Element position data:
━━━━━━

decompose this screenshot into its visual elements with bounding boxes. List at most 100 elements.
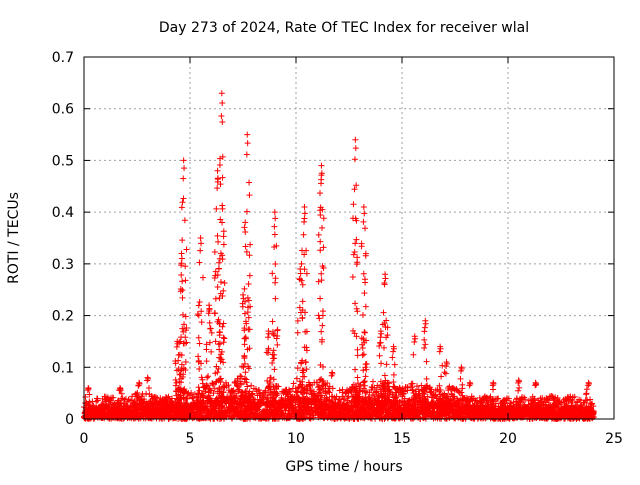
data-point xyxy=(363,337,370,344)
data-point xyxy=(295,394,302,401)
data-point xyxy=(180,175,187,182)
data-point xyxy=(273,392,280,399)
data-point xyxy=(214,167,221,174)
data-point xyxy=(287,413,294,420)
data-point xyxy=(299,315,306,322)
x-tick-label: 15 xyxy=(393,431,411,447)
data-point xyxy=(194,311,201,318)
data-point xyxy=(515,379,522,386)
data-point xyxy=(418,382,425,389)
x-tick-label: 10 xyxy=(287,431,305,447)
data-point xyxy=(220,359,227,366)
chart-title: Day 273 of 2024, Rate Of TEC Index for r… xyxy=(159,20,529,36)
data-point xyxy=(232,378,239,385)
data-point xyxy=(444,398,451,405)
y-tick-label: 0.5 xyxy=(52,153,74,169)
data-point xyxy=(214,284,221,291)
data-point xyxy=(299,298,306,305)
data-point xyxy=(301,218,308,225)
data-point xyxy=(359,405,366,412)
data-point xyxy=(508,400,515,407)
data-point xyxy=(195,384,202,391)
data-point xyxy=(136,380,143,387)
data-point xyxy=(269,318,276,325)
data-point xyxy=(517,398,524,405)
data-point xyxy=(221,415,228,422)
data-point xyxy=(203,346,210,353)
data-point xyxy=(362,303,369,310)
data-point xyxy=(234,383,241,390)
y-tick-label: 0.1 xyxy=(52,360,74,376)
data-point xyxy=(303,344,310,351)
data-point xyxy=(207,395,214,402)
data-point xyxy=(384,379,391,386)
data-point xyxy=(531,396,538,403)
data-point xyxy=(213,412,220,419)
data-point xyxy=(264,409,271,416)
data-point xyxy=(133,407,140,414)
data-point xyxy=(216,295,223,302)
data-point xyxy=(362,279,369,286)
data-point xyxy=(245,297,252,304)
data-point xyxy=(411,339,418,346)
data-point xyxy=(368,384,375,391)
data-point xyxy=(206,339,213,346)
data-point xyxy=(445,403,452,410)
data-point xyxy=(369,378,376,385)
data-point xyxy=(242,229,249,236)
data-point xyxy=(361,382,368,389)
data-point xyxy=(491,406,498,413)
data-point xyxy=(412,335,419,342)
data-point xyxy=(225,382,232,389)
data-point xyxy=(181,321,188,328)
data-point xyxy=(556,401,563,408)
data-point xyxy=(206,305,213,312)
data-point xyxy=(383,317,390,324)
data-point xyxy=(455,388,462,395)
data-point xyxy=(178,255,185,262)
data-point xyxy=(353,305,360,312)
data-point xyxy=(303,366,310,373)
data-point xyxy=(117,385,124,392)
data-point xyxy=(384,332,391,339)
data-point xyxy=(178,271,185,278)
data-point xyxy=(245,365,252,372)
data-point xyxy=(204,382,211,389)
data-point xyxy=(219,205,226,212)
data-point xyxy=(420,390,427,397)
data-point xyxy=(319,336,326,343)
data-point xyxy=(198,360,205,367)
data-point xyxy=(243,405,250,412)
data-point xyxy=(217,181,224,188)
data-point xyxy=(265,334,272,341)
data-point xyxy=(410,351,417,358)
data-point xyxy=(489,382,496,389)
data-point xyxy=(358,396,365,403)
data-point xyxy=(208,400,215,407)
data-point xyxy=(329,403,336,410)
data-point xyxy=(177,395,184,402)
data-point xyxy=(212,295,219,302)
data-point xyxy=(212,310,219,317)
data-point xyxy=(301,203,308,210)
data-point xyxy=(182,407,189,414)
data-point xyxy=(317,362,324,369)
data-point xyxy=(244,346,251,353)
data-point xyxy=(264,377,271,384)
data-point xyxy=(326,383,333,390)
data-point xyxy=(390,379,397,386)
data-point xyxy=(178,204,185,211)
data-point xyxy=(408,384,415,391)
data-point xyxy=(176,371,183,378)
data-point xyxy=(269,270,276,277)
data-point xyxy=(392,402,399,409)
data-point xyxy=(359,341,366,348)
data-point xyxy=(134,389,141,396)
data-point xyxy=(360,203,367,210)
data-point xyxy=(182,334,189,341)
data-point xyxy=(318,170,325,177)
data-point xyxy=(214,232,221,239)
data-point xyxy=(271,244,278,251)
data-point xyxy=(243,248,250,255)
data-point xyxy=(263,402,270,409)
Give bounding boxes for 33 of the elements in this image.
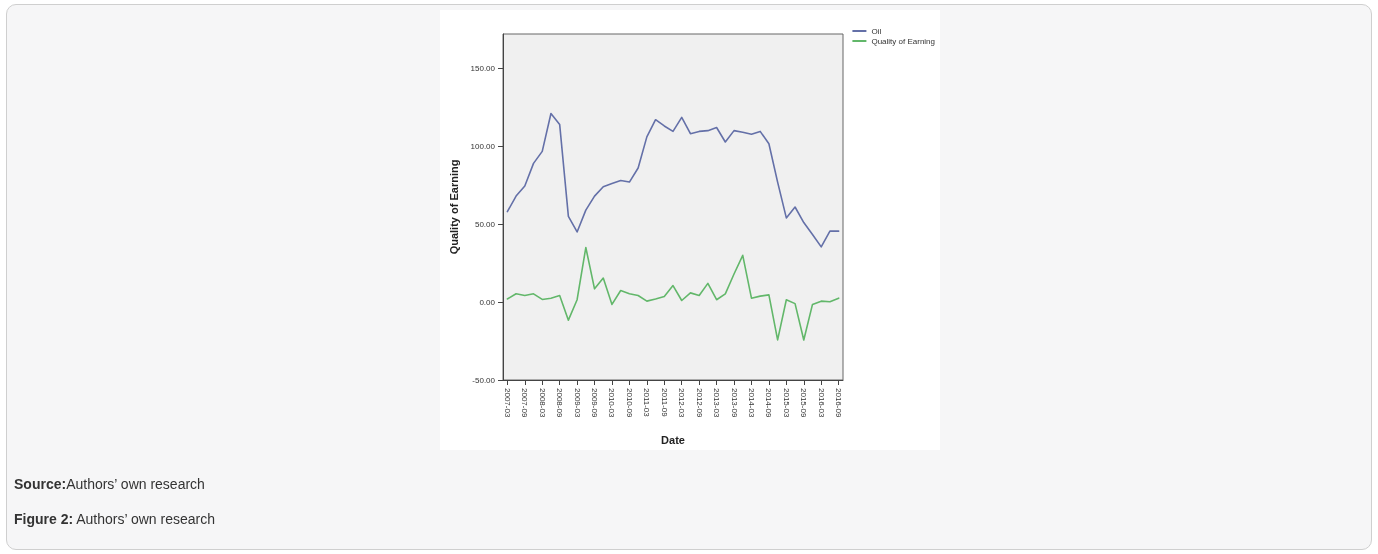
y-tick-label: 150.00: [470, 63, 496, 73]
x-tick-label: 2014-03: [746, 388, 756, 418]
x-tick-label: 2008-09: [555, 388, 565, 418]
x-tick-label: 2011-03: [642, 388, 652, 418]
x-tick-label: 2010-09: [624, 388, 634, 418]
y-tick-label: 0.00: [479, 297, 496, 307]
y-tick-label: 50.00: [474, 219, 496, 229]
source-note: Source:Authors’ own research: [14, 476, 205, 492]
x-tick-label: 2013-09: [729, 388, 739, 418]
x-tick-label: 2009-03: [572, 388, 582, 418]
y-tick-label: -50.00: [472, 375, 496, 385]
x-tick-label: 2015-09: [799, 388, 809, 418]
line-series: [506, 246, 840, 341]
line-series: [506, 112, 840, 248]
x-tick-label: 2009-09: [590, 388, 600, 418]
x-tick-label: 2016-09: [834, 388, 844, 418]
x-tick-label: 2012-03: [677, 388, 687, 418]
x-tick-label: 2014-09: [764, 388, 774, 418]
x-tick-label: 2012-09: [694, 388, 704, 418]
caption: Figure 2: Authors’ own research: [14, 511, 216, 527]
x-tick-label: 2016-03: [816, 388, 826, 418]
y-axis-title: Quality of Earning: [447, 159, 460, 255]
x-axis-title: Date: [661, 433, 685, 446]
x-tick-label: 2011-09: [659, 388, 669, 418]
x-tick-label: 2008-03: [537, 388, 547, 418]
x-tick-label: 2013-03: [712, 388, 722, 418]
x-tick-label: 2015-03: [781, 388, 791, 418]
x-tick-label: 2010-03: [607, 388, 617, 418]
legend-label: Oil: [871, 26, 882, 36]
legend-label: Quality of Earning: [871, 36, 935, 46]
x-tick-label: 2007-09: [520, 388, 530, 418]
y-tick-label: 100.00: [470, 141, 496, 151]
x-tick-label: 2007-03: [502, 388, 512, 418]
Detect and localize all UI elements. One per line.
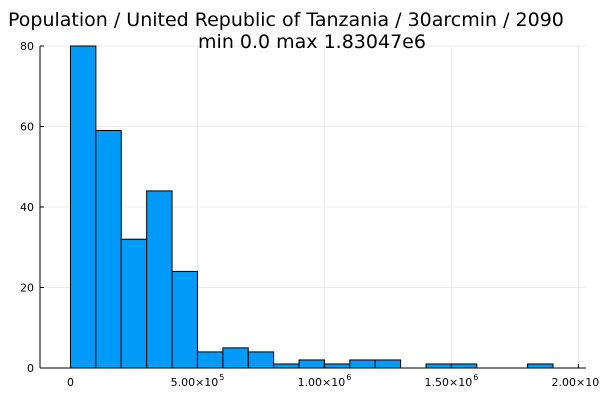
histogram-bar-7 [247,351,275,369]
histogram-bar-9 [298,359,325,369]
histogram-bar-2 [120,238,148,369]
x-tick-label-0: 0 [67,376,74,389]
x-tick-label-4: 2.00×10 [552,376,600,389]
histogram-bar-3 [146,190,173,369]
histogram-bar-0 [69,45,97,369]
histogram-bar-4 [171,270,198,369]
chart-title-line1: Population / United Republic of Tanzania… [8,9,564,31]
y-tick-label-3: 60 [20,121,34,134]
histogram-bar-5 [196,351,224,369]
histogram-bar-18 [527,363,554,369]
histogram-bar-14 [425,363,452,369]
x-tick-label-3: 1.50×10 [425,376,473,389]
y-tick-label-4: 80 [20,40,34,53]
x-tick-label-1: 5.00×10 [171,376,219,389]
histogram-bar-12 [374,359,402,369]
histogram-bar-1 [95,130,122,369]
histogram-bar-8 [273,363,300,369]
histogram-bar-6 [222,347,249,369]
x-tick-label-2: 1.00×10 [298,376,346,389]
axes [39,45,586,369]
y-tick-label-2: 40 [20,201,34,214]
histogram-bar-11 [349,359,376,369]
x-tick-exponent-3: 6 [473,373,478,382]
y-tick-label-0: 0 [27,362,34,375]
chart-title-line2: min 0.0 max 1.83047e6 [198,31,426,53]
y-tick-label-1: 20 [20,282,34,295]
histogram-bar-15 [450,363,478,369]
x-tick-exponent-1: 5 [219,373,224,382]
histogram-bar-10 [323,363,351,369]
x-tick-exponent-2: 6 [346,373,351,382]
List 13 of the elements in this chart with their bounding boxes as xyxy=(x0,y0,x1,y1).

━━━━━━

Report how many lines of the data above contain the string "Quality". Give only the number.

■ **Response for this exercise**
2